## [PROBLEM DETAILS]
Copy the material below line for line, without changing a single character.

## [DATA ENTRIES]
———

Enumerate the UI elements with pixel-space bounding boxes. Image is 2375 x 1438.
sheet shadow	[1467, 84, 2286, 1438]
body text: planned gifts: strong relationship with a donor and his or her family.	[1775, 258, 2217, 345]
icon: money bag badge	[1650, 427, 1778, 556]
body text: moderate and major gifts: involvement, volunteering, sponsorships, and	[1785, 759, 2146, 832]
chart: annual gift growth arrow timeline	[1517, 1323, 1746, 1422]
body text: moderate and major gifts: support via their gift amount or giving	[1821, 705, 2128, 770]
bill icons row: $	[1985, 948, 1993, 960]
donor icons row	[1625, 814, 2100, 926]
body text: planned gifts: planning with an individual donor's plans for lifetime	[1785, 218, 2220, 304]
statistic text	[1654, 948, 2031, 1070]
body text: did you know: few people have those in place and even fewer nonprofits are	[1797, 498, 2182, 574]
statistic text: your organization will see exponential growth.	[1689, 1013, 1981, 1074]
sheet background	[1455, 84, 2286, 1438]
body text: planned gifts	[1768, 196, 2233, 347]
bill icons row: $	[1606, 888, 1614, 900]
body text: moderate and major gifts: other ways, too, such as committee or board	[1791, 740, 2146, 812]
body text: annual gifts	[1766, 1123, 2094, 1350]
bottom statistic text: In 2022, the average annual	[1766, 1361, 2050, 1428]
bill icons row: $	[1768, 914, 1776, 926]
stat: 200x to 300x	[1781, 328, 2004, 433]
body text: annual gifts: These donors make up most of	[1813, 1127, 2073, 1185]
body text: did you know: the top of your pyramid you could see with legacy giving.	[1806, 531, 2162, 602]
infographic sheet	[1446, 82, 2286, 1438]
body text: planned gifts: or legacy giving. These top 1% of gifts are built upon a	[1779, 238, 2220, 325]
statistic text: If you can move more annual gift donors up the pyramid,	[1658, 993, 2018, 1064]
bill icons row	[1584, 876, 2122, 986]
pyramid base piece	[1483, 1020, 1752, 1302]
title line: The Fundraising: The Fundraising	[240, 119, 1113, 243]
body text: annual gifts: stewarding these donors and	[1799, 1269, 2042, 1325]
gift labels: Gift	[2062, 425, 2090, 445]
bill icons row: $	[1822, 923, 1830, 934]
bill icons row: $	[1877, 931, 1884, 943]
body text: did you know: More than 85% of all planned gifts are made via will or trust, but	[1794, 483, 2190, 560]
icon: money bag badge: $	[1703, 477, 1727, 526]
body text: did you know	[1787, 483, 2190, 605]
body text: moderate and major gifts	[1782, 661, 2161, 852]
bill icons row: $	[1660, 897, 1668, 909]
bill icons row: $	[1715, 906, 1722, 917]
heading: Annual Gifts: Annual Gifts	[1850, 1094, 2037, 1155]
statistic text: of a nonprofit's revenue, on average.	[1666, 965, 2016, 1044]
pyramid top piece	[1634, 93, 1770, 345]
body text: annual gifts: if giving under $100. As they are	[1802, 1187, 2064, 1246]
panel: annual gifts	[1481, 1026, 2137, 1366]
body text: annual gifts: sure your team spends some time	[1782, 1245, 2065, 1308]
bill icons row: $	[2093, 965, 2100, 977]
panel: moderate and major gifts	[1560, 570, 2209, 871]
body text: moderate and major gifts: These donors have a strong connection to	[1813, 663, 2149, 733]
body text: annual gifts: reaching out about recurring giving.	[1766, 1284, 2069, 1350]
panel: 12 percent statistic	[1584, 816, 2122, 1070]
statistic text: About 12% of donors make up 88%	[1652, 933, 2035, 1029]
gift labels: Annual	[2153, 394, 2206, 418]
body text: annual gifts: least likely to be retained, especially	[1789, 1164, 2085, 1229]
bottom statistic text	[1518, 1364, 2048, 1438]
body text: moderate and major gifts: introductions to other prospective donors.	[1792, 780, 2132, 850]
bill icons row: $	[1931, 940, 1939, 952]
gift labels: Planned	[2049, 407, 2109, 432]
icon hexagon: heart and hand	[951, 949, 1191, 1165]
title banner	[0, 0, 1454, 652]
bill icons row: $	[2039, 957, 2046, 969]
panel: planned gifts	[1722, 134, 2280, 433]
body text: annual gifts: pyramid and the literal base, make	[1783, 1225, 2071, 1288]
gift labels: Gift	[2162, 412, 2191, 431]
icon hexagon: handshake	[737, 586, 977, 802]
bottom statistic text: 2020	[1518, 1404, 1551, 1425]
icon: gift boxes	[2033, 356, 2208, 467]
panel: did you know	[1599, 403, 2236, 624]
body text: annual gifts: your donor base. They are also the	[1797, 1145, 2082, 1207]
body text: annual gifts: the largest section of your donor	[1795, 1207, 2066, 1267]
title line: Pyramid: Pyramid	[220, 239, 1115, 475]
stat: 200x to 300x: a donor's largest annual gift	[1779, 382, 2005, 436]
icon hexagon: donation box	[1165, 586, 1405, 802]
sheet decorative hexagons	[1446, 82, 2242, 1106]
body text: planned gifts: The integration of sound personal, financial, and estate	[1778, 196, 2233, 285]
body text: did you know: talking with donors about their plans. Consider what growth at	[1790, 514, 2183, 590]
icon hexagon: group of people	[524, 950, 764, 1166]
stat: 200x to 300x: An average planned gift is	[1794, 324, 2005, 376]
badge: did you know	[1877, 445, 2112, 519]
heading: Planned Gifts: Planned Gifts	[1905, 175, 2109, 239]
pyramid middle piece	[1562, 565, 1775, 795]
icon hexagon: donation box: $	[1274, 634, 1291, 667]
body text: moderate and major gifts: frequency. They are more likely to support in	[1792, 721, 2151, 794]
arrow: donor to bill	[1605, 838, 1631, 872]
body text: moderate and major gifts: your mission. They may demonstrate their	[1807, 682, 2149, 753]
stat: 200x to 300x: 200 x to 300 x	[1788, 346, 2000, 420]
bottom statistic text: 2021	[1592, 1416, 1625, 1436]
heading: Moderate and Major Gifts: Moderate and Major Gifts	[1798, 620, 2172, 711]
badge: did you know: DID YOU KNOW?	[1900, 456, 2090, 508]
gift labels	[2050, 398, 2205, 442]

———

## [FINISHED TASK]
Enumerate the UI elements with pixel-space bounding boxes. Image is 2375 x 1438.
sheet shadow	[1467, 84, 2286, 1438]
body text: planned gifts: strong relationship with a donor and his or her family.	[1775, 258, 2217, 345]
icon: money bag badge	[1650, 427, 1778, 556]
body text: moderate and major gifts: involvement, volunteering, sponsorships, and	[1785, 759, 2146, 832]
chart: annual gift growth arrow timeline	[1517, 1323, 1746, 1422]
body text: moderate and major gifts: support via their gift amount or giving	[1821, 705, 2128, 770]
bill icons row: $	[1985, 948, 1993, 960]
donor icons row	[1625, 814, 2100, 926]
body text: planned gifts: planning with an individual donor's plans for lifetime	[1785, 218, 2220, 304]
statistic text	[1654, 948, 2031, 1070]
body text: did you know: few people have those in place and even fewer nonprofits are	[1797, 498, 2182, 574]
statistic text: your organization will see exponential growth.	[1689, 1013, 1981, 1074]
sheet background	[1455, 84, 2286, 1438]
body text: planned gifts	[1768, 196, 2233, 347]
bill icons row: $	[1606, 888, 1614, 900]
body text: moderate and major gifts: other ways, too, such as committee or board	[1791, 740, 2146, 812]
body text: annual gifts	[1766, 1123, 2094, 1350]
bottom statistic text: In 2022, the average annual	[1766, 1361, 2050, 1428]
bill icons row: $	[1768, 914, 1776, 926]
stat: 200x to 300x	[1781, 328, 2004, 433]
body text: annual gifts: These donors make up most of	[1813, 1127, 2073, 1185]
body text: did you know: the top of your pyramid you could see with legacy giving.	[1806, 531, 2162, 602]
infographic sheet	[1446, 82, 2286, 1438]
body text: planned gifts: or legacy giving. These top 1% of gifts are built upon a	[1779, 238, 2220, 325]
statistic text: If you can move more annual gift donors up the pyramid,	[1658, 993, 2018, 1064]
bill icons row	[1584, 876, 2122, 986]
pyramid base piece	[1483, 1020, 1752, 1302]
title line: The Fundraising: The Fundraising	[240, 119, 1113, 243]
body text: annual gifts: stewarding these donors and	[1799, 1269, 2042, 1325]
gift labels: Gift	[2062, 425, 2090, 445]
bill icons row: $	[1822, 923, 1830, 934]
bill icons row: $	[1877, 931, 1884, 943]
body text: did you know: More than 85% of all planned gifts are made via will or trust, but	[1794, 483, 2190, 560]
icon: money bag badge: $	[1703, 477, 1727, 526]
body text: did you know	[1787, 483, 2190, 605]
body text: moderate and major gifts	[1782, 661, 2161, 852]
bill icons row: $	[1660, 897, 1668, 909]
bill icons row: $	[1715, 906, 1722, 917]
heading: Annual Gifts: Annual Gifts	[1850, 1094, 2037, 1155]
statistic text: of a nonprofit's revenue, on average.	[1666, 965, 2016, 1044]
pyramid top piece	[1634, 93, 1770, 345]
body text: annual gifts: if giving under $100. As they are	[1802, 1187, 2064, 1246]
panel: annual gifts	[1481, 1026, 2137, 1366]
body text: annual gifts: sure your team spends some time	[1782, 1245, 2065, 1308]
bill icons row: $	[2093, 965, 2100, 977]
panel: moderate and major gifts	[1560, 570, 2209, 871]
body text: moderate and major gifts: These donors have a strong connection to	[1813, 663, 2149, 733]
body text: annual gifts: reaching out about recurring giving.	[1766, 1284, 2069, 1350]
panel: 12 percent statistic	[1584, 816, 2122, 1070]
statistic text: About 12% of donors make up 88%	[1652, 933, 2035, 1029]
gift labels: Annual	[2153, 394, 2206, 418]
body text: annual gifts: least likely to be retained, especially	[1789, 1164, 2085, 1229]
bottom statistic text	[1518, 1364, 2048, 1438]
body text: moderate and major gifts: introductions to other prospective donors.	[1792, 780, 2132, 850]
bill icons row: $	[1931, 940, 1939, 952]
gift labels: Planned	[2049, 407, 2109, 432]
icon hexagon: heart and hand	[951, 949, 1191, 1165]
title banner	[0, 0, 1454, 652]
bill icons row: $	[2039, 957, 2046, 969]
panel: planned gifts	[1722, 134, 2280, 433]
body text: annual gifts: pyramid and the literal base, make	[1783, 1225, 2071, 1288]
gift labels: Gift	[2162, 412, 2191, 431]
icon hexagon: handshake	[737, 586, 977, 802]
bottom statistic text: 2020	[1518, 1404, 1551, 1425]
icon: gift boxes	[2033, 356, 2208, 467]
panel: did you know	[1599, 403, 2236, 624]
body text: annual gifts: your donor base. They are also the	[1797, 1145, 2082, 1207]
body text: annual gifts: the largest section of your donor	[1795, 1207, 2066, 1267]
title line: Pyramid: Pyramid	[220, 239, 1115, 475]
stat: 200x to 300x: a donor's largest annual gift	[1779, 382, 2005, 436]
icon hexagon: donation box	[1165, 586, 1405, 802]
sheet decorative hexagons	[1446, 82, 2242, 1106]
body text: planned gifts: The integration of sound personal, financial, and estate	[1778, 196, 2233, 285]
body text: did you know: talking with donors about their plans. Consider what growth at	[1790, 514, 2183, 590]
icon hexagon: group of people	[524, 950, 764, 1166]
stat: 200x to 300x: An average planned gift is	[1794, 324, 2005, 376]
badge: did you know	[1877, 445, 2112, 519]
heading: Planned Gifts: Planned Gifts	[1905, 175, 2109, 239]
pyramid middle piece	[1562, 565, 1775, 795]
icon hexagon: donation box: $	[1274, 634, 1291, 667]
body text: moderate and major gifts: frequency. They are more likely to support in	[1792, 721, 2151, 794]
arrow: donor to bill	[1605, 838, 1631, 872]
body text: moderate and major gifts: your mission. They may demonstrate their	[1807, 682, 2149, 753]
stat: 200x to 300x: 200 x to 300 x	[1788, 346, 2000, 420]
bottom statistic text: 2021	[1592, 1416, 1625, 1436]
heading: Moderate and Major Gifts: Moderate and Major Gifts	[1798, 620, 2172, 711]
badge: did you know: DID YOU KNOW?	[1900, 456, 2090, 508]
gift labels	[2050, 398, 2205, 442]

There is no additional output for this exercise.